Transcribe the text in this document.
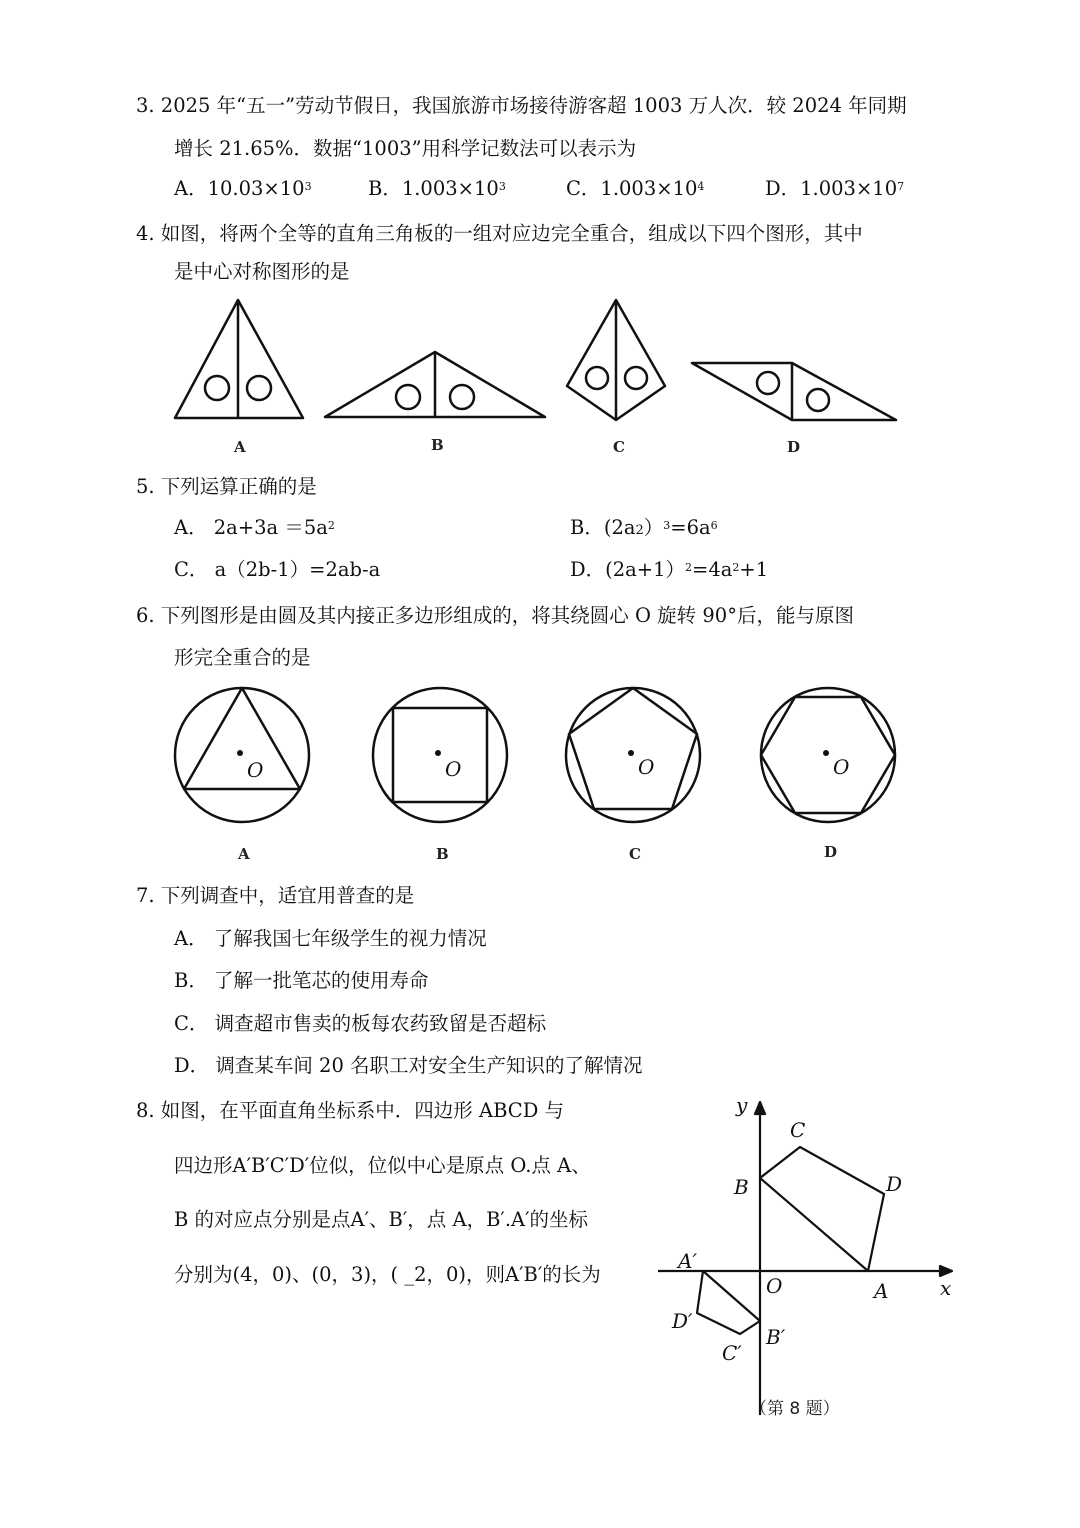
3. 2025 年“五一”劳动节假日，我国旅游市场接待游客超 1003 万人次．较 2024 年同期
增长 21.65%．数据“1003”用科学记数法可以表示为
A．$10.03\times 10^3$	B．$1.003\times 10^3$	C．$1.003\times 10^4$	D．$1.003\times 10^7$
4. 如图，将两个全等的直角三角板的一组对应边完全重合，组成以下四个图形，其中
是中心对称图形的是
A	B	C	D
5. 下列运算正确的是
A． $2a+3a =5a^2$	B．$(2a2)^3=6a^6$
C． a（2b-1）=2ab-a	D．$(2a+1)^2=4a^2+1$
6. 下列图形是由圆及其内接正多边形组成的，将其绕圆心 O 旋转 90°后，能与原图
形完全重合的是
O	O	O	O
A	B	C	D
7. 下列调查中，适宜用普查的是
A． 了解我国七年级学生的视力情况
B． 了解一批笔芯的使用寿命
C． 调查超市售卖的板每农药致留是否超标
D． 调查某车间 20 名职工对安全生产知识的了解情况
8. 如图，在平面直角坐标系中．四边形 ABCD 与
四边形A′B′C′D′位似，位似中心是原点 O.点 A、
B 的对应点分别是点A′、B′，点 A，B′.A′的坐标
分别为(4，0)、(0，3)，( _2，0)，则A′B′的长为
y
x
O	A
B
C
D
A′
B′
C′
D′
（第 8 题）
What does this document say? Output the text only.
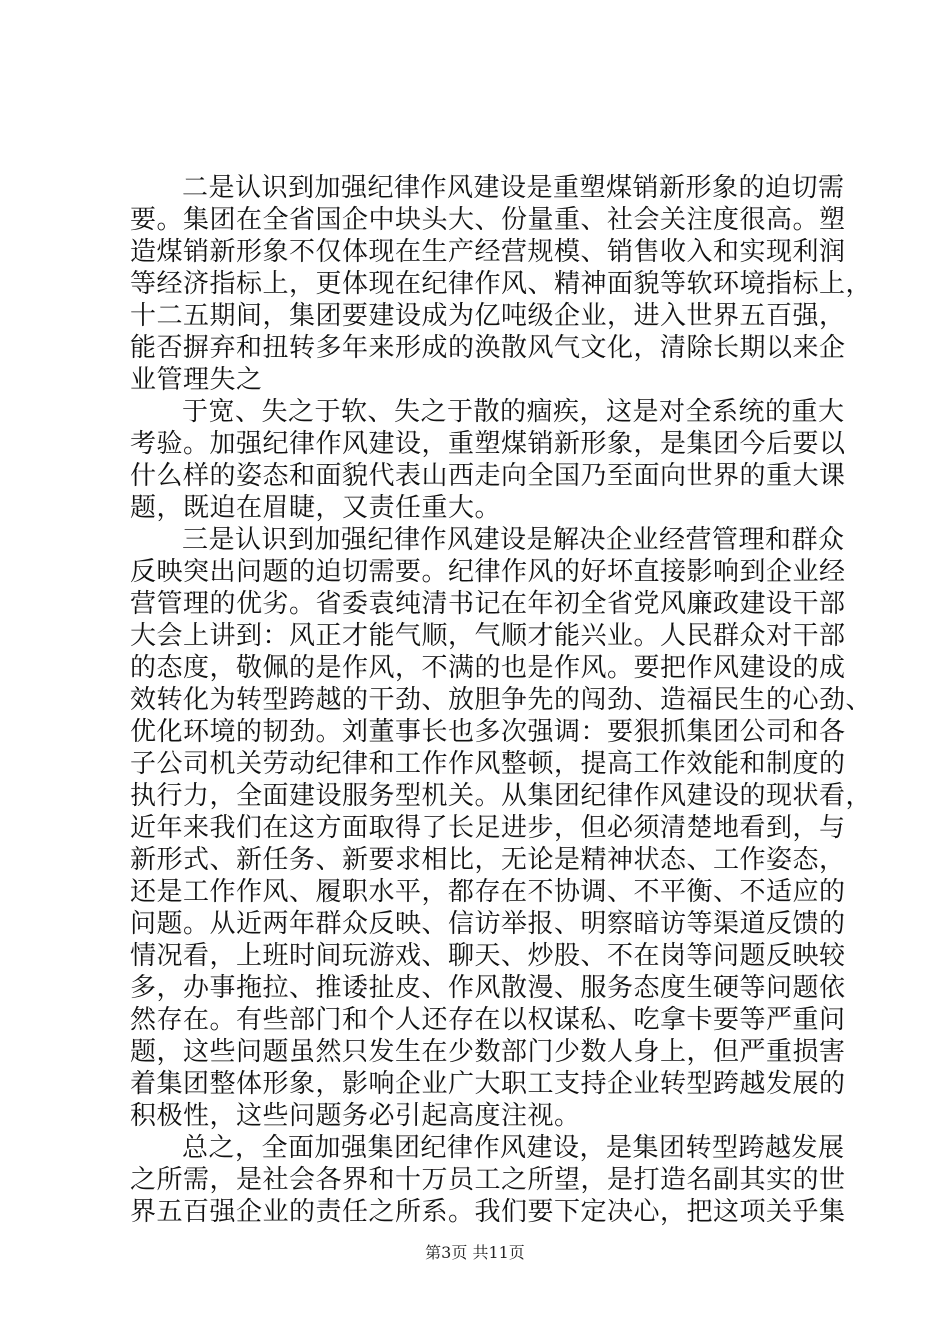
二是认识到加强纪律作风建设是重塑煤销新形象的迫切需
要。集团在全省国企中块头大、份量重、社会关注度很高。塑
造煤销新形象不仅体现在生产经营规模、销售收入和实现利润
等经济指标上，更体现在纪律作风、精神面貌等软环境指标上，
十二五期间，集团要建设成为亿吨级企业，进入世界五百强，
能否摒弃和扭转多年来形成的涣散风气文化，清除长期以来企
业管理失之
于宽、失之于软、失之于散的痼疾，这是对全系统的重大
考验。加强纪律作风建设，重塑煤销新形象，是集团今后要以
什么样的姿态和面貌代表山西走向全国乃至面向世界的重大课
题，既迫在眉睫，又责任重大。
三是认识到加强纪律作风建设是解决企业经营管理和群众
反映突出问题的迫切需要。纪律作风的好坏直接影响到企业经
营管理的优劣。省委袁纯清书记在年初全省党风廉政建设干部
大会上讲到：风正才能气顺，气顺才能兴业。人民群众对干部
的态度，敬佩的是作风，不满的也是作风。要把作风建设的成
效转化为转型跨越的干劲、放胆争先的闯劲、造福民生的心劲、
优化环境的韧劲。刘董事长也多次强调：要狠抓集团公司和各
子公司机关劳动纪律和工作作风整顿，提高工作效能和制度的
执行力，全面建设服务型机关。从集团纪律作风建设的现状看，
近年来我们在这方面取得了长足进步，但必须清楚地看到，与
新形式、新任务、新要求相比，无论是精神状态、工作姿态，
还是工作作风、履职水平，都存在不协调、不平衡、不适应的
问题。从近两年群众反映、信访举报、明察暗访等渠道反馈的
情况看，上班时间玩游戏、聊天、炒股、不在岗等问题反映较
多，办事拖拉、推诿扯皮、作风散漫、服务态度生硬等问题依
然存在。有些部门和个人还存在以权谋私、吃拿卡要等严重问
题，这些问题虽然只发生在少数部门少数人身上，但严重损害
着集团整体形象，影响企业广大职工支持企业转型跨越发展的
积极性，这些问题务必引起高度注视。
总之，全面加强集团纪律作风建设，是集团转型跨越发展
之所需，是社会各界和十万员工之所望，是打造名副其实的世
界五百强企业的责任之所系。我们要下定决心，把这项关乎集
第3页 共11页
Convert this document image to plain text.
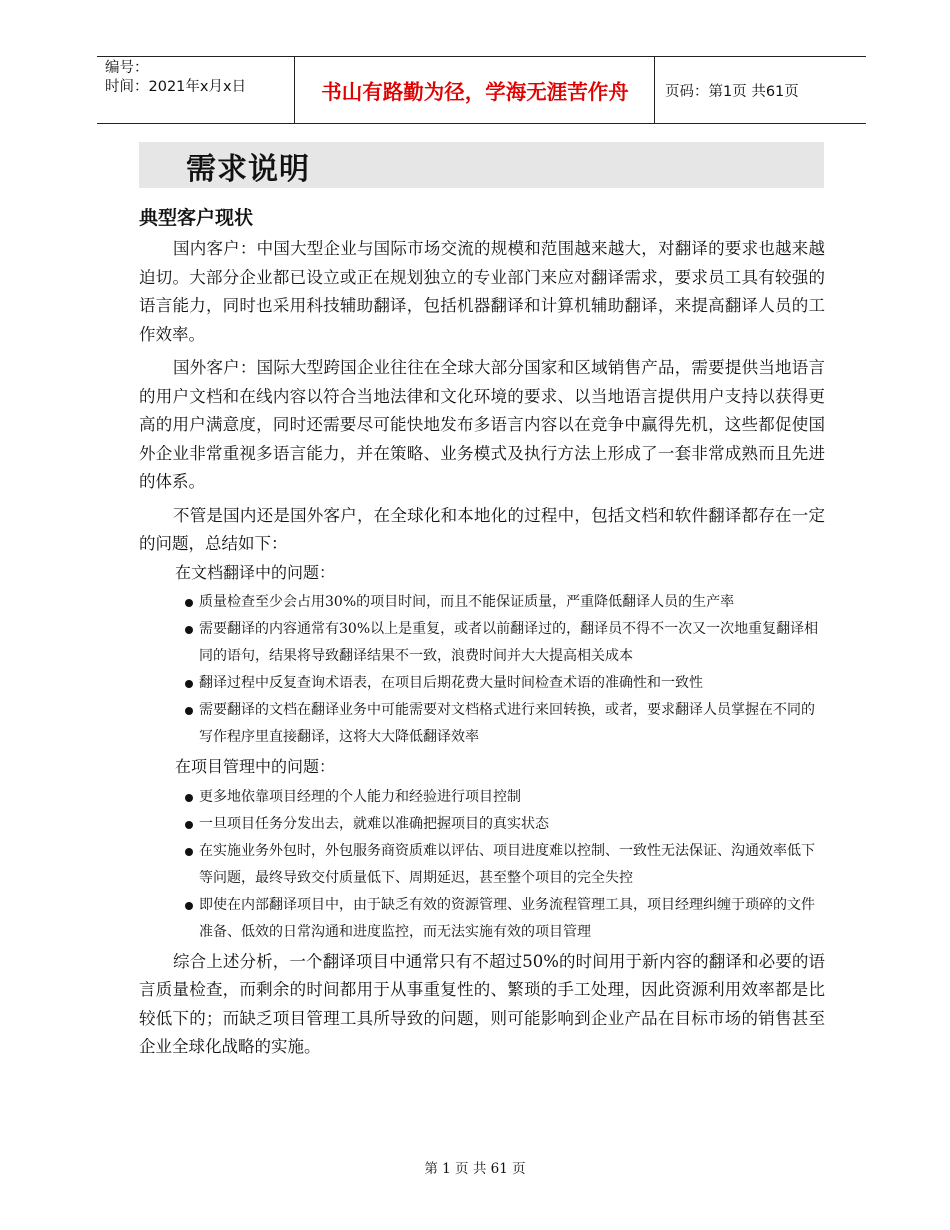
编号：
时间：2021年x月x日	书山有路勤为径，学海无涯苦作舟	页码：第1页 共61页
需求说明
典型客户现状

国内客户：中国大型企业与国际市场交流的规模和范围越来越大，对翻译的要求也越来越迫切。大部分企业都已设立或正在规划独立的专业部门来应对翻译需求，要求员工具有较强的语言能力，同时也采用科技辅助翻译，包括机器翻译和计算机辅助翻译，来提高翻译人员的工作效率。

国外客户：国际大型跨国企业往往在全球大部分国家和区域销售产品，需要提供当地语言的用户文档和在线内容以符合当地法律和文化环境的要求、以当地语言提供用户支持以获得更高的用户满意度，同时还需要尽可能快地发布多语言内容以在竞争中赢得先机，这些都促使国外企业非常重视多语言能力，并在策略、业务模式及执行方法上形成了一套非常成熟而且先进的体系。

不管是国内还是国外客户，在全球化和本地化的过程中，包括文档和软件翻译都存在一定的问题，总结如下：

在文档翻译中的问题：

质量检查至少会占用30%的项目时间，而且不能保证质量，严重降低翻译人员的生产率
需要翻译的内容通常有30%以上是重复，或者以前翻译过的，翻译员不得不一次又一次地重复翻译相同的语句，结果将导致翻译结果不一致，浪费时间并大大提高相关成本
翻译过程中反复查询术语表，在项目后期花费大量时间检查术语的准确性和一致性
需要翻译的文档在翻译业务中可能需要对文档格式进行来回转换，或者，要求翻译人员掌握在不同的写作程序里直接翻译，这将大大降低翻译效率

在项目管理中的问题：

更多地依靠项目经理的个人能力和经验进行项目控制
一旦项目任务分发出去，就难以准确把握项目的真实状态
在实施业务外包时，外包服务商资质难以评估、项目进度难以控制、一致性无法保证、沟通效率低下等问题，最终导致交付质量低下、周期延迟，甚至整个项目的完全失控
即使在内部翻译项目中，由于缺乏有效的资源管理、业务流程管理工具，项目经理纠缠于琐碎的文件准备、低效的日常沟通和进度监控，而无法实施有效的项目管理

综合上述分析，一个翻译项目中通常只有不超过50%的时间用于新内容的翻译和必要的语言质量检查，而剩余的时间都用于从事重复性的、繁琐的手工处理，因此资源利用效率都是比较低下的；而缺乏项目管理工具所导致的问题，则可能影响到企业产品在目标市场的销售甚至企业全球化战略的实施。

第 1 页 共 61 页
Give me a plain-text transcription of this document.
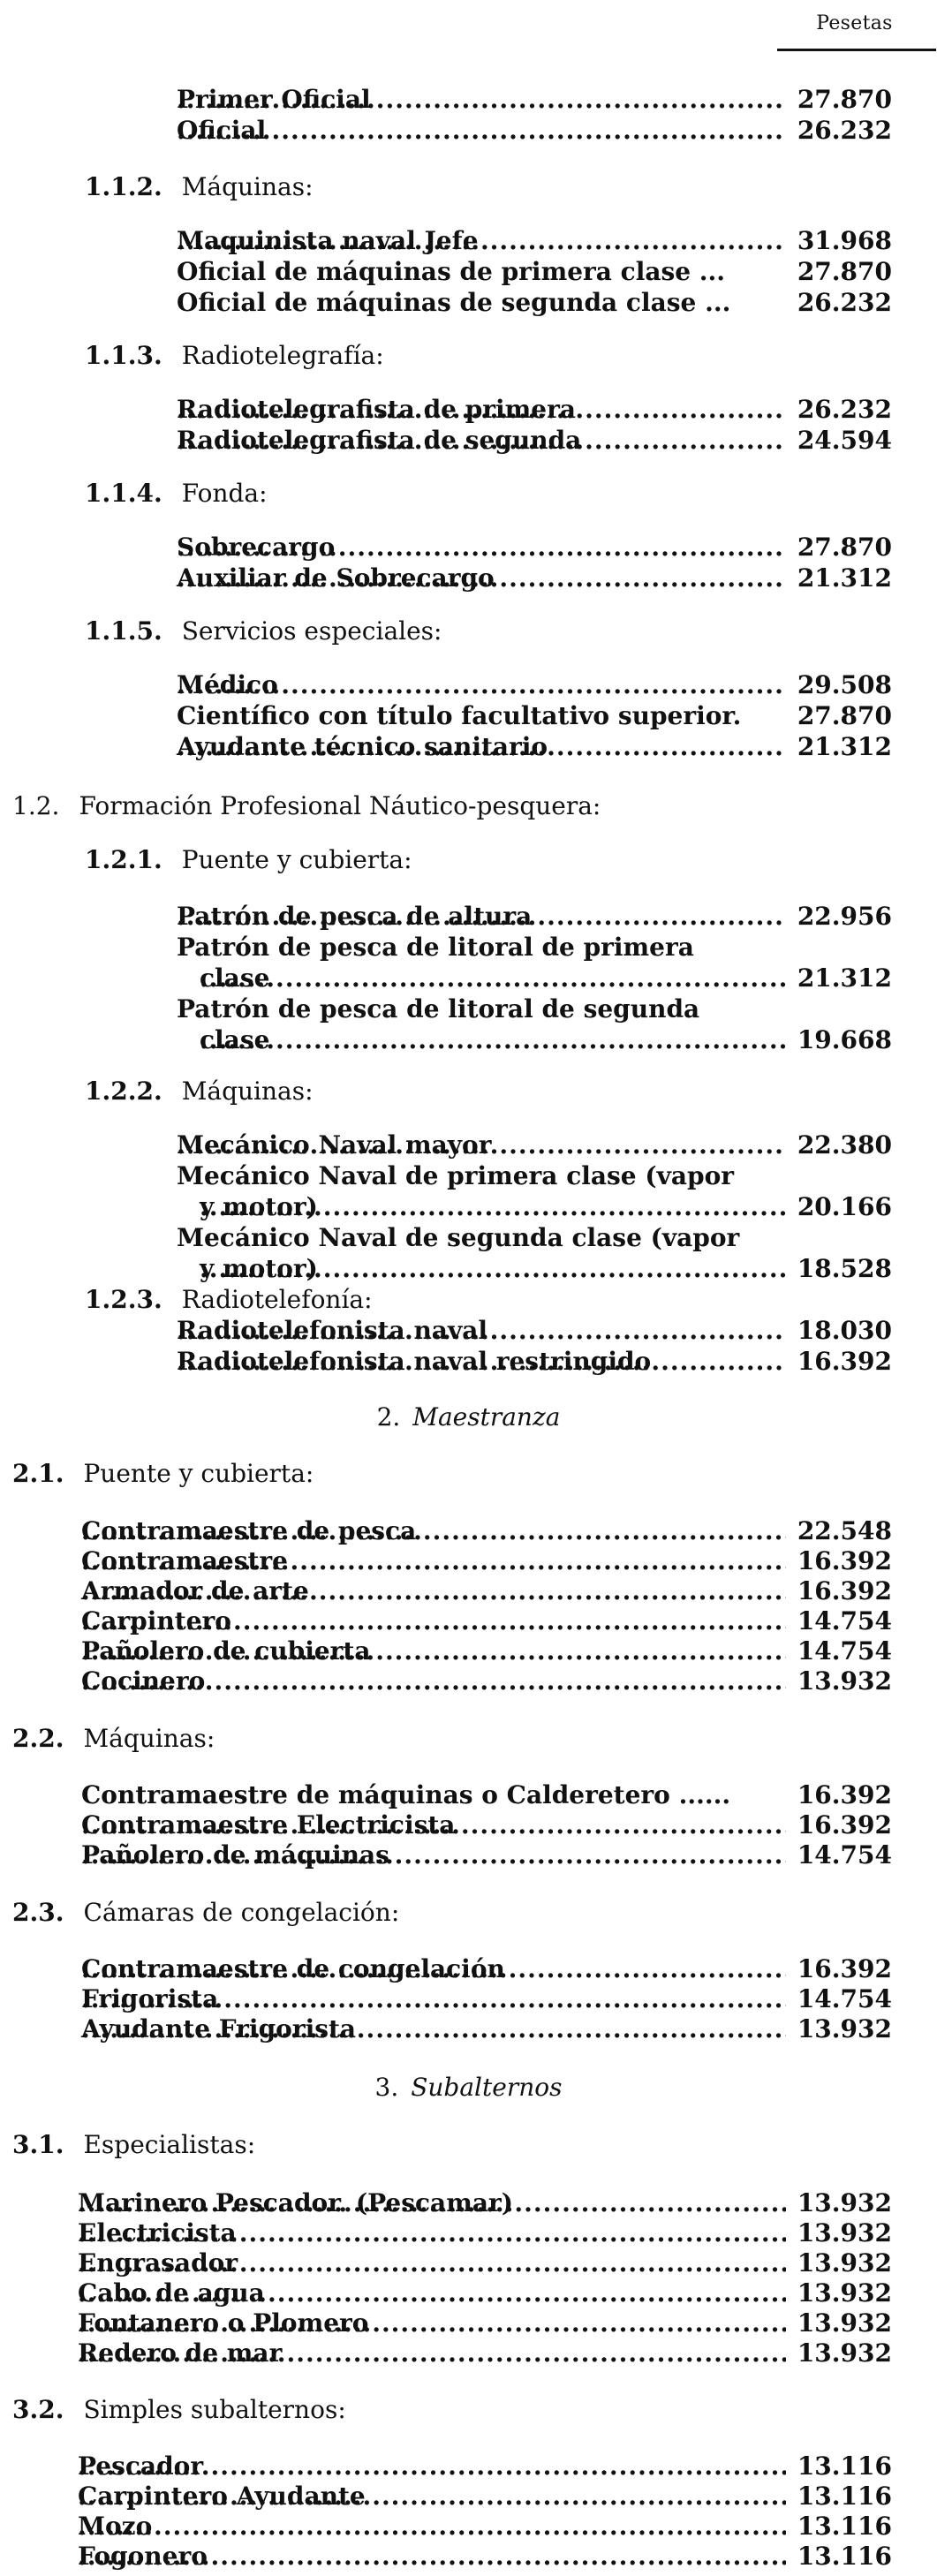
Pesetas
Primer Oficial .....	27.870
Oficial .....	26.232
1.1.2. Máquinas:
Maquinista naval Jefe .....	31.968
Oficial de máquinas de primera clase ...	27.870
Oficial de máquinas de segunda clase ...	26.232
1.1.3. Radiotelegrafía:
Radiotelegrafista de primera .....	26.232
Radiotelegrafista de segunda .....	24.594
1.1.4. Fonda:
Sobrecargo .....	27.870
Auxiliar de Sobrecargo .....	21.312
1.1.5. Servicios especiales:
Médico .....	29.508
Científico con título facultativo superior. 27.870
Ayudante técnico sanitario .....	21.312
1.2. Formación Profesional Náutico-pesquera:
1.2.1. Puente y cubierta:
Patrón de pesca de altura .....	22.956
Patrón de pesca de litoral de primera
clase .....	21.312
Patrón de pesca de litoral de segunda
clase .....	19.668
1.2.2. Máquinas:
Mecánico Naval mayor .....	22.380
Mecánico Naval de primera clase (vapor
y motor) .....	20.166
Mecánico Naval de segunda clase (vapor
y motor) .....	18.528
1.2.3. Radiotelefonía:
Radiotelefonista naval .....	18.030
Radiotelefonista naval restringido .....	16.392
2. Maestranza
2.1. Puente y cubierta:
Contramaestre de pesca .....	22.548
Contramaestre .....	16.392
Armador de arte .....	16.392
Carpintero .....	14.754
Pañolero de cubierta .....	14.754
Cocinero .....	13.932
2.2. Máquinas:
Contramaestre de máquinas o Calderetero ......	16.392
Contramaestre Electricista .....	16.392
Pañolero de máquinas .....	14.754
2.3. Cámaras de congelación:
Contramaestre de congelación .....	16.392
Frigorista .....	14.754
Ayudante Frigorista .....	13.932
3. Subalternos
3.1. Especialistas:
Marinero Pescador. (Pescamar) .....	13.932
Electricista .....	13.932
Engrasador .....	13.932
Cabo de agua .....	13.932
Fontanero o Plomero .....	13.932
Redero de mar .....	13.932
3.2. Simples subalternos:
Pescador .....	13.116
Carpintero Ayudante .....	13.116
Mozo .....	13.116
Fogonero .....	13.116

——————

● **DO THIS**
Report how many lines of the entries hold the word "Carpintero". Nothing else is needed.

● **THE ANSWER**
2